In the data that follows, count the lines in which the word "caso" occurs, and report that figure alone.

Stored entries
-----

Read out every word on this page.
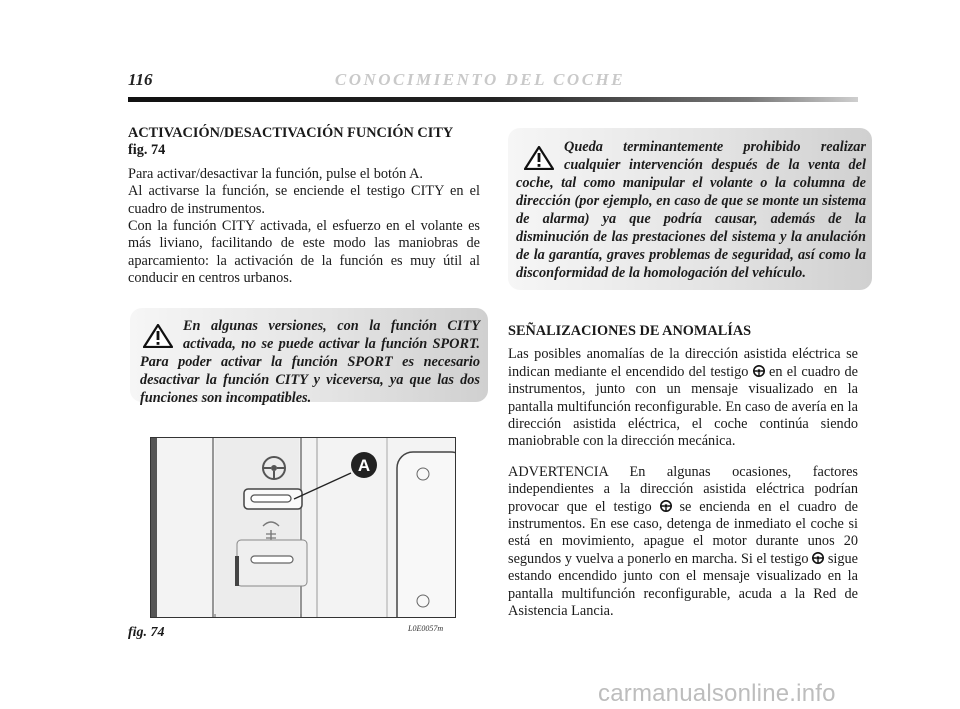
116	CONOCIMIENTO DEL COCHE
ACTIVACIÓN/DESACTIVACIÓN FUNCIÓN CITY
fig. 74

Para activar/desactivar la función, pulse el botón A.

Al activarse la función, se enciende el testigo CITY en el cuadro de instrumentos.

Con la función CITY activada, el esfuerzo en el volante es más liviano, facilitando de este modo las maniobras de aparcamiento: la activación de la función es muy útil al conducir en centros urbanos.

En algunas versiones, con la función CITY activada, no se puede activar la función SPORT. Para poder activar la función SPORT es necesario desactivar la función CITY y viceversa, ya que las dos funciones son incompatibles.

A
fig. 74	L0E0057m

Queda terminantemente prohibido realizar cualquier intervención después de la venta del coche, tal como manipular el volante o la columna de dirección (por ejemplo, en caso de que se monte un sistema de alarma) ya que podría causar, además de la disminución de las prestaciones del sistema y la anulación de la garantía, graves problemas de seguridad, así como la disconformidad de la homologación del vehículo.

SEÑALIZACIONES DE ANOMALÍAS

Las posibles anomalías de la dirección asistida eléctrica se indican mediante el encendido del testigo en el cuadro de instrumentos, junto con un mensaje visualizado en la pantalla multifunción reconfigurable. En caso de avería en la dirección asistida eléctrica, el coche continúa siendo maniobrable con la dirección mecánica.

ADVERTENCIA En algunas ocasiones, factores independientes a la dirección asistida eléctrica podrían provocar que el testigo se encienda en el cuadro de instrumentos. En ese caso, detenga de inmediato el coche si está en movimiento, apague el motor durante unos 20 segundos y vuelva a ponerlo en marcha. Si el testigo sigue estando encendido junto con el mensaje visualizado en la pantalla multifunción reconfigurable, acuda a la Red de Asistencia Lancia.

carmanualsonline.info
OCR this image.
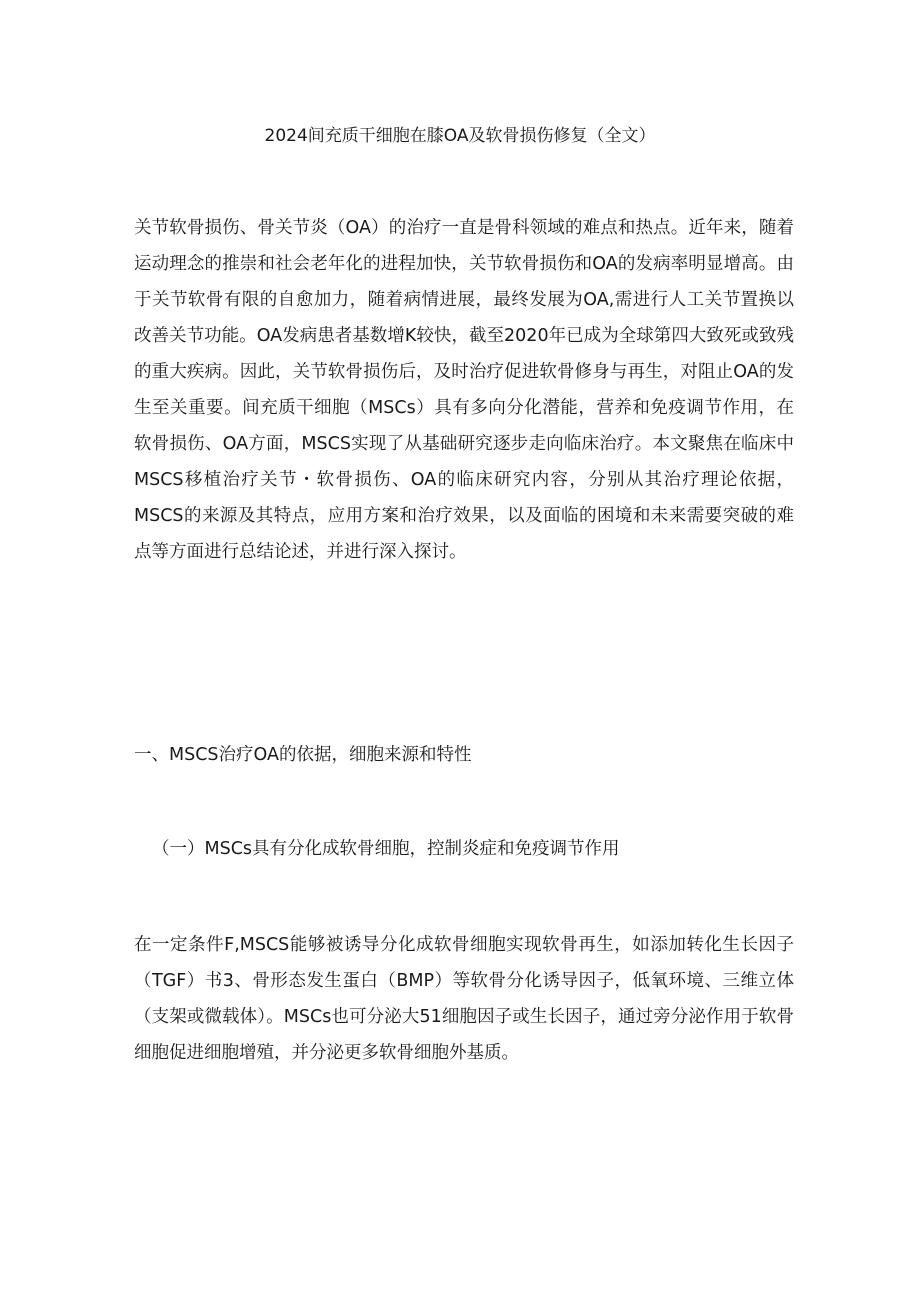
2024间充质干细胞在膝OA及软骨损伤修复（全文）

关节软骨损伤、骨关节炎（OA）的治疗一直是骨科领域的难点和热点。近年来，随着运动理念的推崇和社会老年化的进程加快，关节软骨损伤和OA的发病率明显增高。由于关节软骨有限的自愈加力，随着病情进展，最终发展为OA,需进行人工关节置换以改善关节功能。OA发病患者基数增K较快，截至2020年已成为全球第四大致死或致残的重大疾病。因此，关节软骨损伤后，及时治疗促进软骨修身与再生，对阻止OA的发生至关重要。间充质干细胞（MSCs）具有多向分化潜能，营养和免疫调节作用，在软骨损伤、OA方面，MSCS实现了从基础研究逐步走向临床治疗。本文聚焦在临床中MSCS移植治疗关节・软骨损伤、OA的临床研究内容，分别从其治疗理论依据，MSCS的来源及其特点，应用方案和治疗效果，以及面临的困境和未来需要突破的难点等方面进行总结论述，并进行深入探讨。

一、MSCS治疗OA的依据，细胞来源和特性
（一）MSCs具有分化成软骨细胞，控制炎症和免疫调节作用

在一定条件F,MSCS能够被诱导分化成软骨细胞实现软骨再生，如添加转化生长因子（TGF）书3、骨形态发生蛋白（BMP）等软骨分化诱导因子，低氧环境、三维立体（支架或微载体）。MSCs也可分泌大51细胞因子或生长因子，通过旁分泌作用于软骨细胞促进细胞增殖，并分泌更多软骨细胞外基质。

-----

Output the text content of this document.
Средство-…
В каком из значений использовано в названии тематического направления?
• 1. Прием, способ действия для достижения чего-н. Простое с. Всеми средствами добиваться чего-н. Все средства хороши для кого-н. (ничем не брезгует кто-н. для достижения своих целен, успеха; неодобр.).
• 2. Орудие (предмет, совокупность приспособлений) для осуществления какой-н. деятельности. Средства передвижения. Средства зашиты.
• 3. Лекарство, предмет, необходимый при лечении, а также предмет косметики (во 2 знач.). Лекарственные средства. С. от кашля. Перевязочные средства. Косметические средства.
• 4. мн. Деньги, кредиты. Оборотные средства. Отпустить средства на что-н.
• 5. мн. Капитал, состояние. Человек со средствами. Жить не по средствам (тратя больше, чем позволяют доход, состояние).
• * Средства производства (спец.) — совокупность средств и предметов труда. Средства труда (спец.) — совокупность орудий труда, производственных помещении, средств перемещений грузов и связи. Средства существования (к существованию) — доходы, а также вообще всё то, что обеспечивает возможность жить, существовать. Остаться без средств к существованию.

-----

Worked answer
3